EXTRACT TO READ
'''

Miranda Protocol

If you cannot afford a method, one will be appointed for you.

Monte objects, left to their own devices, are black boxes; one cannot perform any sort of introspection on them. However, there are some powers granted to anybody who can refer to an object. The runtime grants these powers automatically, and we refer to them as the Miranda protocol.

The Miranda protocol grants powers in the form of methods, called Miranda methods, which all objects automatically possess. An object may provide its own Miranda methods, but does not have to; objects are automatically granted default Miranda methods with correct behavior. Or, as stated above, “if an object does not have a Miranda method, one will be provided.”

Additionally, the Miranda protocol contains Miranda named arguments, which are named arguments passed alongside every message to every object from the runtime.

Safety

Methods

Miranda methods should be safe to call. The default definitions will always respond without throwing exceptions. It is rude but permissible for an object to provide a custom Miranda method implementation which can throw or eject, or return incorrect or misleading information. Therefore, be aware of situations in which Miranda methods are being used.

Warning

Special mention goes here to the most commonly-called Miranda method, _printOn/1. Any time that an object is being turned into a string, it almost certainly involves a little bit of _printOn/1, so be careful.

Named Arguments

See FAIL.

Methods

_conformTo/1
_conformTo takes a guard and coerces this object to that guard, if possible. The default implementation returns null for all guards. Overriding this method lets an object become other objects when under scrutiny by guards.
_getAllegedInterface/0

_getAllegedInterface returns an interface describing this object. If not specified, an interface which represents the object faithfully will be created and returned.

The allegedness of the interface hinges on the ability to override this method; the returned interface can be just as untrustworthy as the object that returns it.

_printOn/1

_printOn writes text representing this object onto the printer passed as an argument.

Customizing _printOn lets an object change how it is pretty-printed. The default pretty-printing algorithm is readable but does not divulge the internal state of an object.

_respondsTo/2

_respondsTo(verb, arity) returns a Boolean value indicating whether this object will respond to a message with the given verb and arity. The default implementation indicates whether the object’s source code listed a method with the given verb and arity.

'''

BRIEF 1
In the text on the Monte Miranda protocol, what does the default implementation of _conformTo return?
BRIEF 2
Pick up the Miranda protocol text where it stops and write what would come next.

RECORDS SUPPLIED

'''

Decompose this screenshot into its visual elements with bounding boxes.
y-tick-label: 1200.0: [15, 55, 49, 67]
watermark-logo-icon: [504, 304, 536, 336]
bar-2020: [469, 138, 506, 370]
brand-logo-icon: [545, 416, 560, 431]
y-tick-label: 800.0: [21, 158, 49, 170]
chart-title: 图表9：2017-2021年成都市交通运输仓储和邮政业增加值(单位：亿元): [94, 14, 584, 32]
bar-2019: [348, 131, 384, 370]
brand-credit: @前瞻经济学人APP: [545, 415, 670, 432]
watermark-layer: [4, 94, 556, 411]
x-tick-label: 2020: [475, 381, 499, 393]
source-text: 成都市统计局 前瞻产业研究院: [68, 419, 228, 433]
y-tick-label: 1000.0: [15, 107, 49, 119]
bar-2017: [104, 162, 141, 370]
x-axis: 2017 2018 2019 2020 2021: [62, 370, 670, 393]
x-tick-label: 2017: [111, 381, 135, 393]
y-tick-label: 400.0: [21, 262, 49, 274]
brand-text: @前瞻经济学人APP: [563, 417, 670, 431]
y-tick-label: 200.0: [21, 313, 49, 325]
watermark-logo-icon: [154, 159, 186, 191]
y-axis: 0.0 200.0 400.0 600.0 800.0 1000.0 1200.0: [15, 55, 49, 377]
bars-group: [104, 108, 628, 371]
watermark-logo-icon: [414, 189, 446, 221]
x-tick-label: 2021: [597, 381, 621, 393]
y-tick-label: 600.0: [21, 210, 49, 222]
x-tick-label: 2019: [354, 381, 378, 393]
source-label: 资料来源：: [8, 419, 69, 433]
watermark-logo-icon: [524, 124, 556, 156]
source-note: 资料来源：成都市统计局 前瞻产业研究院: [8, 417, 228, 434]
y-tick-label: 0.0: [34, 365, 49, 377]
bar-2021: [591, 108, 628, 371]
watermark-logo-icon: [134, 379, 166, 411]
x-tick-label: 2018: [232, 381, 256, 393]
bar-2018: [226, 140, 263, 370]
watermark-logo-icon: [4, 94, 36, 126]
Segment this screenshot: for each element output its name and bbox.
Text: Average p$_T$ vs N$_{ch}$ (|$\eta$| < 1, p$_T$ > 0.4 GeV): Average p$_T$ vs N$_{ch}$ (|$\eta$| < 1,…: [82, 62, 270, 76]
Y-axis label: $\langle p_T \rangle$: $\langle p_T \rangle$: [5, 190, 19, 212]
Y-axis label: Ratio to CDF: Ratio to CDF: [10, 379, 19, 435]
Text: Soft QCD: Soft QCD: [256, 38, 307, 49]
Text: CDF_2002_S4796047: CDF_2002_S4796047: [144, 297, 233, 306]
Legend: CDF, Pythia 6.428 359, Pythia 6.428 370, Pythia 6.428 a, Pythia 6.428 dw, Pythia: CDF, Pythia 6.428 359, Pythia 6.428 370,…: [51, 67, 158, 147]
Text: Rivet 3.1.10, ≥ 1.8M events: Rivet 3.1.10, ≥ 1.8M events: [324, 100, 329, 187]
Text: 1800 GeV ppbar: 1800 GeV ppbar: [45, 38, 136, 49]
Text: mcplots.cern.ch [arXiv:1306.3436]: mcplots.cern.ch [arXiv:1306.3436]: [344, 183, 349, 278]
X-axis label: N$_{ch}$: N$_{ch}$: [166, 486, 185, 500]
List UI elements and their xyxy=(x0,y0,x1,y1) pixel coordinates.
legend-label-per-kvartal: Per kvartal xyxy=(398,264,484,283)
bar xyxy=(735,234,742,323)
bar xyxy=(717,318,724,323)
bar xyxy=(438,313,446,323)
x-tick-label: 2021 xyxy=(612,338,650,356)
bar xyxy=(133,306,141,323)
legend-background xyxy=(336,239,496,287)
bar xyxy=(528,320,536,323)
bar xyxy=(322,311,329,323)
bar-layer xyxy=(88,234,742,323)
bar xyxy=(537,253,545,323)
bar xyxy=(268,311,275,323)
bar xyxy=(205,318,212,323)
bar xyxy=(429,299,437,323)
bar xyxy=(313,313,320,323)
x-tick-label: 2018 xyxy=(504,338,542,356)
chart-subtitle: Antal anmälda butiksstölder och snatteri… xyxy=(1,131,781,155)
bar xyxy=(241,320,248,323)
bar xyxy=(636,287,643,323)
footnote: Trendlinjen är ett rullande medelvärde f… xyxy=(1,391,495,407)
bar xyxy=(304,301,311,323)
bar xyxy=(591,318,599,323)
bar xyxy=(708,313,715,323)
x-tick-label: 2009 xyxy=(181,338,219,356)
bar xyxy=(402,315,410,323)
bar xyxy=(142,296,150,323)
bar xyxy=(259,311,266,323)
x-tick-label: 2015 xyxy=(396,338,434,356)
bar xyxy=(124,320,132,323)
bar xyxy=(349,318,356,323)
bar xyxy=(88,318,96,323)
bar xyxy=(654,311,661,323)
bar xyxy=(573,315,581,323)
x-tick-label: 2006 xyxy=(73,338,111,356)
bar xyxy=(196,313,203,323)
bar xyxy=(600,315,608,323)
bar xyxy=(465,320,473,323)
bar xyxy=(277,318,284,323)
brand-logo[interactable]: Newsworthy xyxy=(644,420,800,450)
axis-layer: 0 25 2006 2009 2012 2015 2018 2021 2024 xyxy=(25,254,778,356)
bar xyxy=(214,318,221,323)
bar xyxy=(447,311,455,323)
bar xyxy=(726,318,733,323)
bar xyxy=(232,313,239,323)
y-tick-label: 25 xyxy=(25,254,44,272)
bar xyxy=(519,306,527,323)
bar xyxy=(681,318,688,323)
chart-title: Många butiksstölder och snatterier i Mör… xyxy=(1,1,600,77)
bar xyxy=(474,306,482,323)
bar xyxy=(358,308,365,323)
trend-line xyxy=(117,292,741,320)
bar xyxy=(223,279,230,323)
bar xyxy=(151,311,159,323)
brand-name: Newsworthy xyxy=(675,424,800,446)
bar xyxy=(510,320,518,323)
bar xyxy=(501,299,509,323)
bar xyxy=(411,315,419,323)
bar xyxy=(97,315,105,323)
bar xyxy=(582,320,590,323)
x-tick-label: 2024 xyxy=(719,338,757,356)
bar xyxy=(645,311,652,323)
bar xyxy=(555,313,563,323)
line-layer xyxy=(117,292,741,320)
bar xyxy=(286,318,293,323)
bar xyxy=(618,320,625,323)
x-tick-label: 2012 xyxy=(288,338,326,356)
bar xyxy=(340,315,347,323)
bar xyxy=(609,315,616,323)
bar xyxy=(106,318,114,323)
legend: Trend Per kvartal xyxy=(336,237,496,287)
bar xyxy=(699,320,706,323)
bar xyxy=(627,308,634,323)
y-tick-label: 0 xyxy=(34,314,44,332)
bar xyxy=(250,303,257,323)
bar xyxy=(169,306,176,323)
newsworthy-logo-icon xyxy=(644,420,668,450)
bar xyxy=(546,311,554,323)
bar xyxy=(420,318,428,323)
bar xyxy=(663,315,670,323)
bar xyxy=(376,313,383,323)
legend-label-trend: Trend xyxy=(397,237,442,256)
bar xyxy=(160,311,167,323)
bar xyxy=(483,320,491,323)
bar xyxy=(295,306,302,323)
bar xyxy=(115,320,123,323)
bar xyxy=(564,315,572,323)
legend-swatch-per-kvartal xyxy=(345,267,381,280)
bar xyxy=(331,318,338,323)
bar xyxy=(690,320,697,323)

'''

REPLY 1
It returns null for all guards.

REPLY 2
Warning

Determining whether a given object responds to a given message is undecidable. Therefore, there are times when _respondsTo/2 is unavoidably wrong, both with false positives and false negatives.

_sealedDispatch/1

_sealedDispatch permits this object to discriminate its responses to messages based on the capabilities of the calling object.

Occasionally, a calling object will wish to prove its capabilities by passing some sort of key or token to a receiving object. The receiving object may then examine the key, and return an object based on the identity or value of the key.

We provide _sealedDispatch/1 for a specific subset of these cases. The caller should pass a brand, and the receiver dispatches on the brand, returning either a sealed box guarded by the passed-in brand, or null if the brand wasn’t recognized.

By default, _sealedDispatch returns null. This makes it impossible to determine whether an object actually has a customized _sealedDispatch.

A popular analogy for sealed dispatch is the story of the “Red Phone,” a direct line of communication between certain governments in the past. The Red Phone doesn’t ring often, but when it does, you generally know who’s calling. They’ll identify themselves, and if you can confirm that it’s the correct caller, then you can have discussions with them that you wouldn’t have over an ordinary phone.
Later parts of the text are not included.